> **GIVEN TEXT**:
════════════════════

FIG. 2 is a plan view of the recording head 4 as a liquid discharge head according to the present embodiment. For example, as illustrated in FIG. 2 , each of the recording heads 4 a and 4 b includes the two nozzle rows Na and Nb in each of which the multiple nozzles 4 n are arranged in a line. The nozzle row Na of the recording head 4 a discharges liquid droplets of black (K), and the nozzle row Nb of the recording head 4 a discharges liquid droplets of cyan (C). The nozzle row Na of the recording head 4 b discharges liquid droplets of magenta (M), and the nozzle row Nb of the recording head 4 b discharges liquid droplets of yellow (Y). For example, a piezoelectric actuator such as a piezoelectric element can be used as the liquid discharge head of the recording head 4.
On one end of the range of movement of the carriage 3 in the main scanning direction, a maintenance mechanism 20 that maintains and recovers the recording head 4 is disposed lateral to a conveyance belt 12. On the other end of the range of movement of the carriage 3 in the main scanning direction, a dummy discharge receptacle 21 that receives a dummy discharged liquid from the recording head 4 is disposed lateral to the conveyance belt 12.
The maintenance mechanism 20 includes, for example, a cap 20 a and a wiper 20 b. The cap 20 a caps a nozzle face (a surface on which the nozzles 4 n are formed) of the recording head 4. The wiper 20 b wipes the nozzle face. Liquid droplets that do not contribute to image formation are discharged to the dummy discharge receptacle 21, or may be discharged to the cap 20 a of the maintenance mechanism 20.
The image forming apparatus 100 further includes an encoder scale 23 and a main scanning encoder sensor 24. A predetermined pattern is formed on the encoder scale 23 in the main scanning direction of the carriage 3 between both the side plates. The main scanning encoder sensor 24 includes a transmissive photosensor attached to the carriage 3 to read the pattern of the encoder scale 23. The encoder scale 23 and the main scanning encoder sensor 24 construct a linear encoder (i.e., a main scanning encoder) that detects the movement of the carriage 3.

════════════════════

(Dataset entries)
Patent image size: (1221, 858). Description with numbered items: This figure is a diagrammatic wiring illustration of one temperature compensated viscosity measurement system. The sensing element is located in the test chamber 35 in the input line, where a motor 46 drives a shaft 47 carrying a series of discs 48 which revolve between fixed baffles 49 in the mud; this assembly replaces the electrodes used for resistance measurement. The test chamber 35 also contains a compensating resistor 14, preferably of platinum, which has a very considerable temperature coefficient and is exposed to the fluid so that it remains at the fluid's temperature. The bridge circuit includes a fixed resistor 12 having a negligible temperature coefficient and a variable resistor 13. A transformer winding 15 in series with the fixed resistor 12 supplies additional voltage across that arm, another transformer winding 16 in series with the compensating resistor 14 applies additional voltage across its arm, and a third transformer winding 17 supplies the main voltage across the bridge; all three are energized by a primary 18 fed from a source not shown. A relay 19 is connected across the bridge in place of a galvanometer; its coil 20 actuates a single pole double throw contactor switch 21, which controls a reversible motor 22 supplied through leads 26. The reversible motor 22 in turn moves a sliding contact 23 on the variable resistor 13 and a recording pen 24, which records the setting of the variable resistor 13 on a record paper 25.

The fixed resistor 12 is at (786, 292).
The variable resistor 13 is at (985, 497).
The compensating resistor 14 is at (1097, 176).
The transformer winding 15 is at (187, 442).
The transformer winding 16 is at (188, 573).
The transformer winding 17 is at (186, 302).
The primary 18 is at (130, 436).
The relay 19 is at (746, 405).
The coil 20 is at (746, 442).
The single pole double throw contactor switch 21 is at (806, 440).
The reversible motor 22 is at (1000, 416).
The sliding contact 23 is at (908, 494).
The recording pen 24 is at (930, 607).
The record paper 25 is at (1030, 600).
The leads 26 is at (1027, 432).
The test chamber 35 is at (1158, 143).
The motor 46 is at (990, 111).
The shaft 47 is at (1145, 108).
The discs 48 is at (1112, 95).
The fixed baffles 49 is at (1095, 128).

════════════════════

> **WORK TO COMPLETE**:
a. According to the recording head text, what color of liquid droplets does the nozzle row Nb of the recording head 4 a discharge?
b. Tally the lines of the records that contain the word "motor" and give only the number.
The recording head text and the records come from unrelated sources.

> **SOLUTION SET**:
a. Cyan (C).

b. 3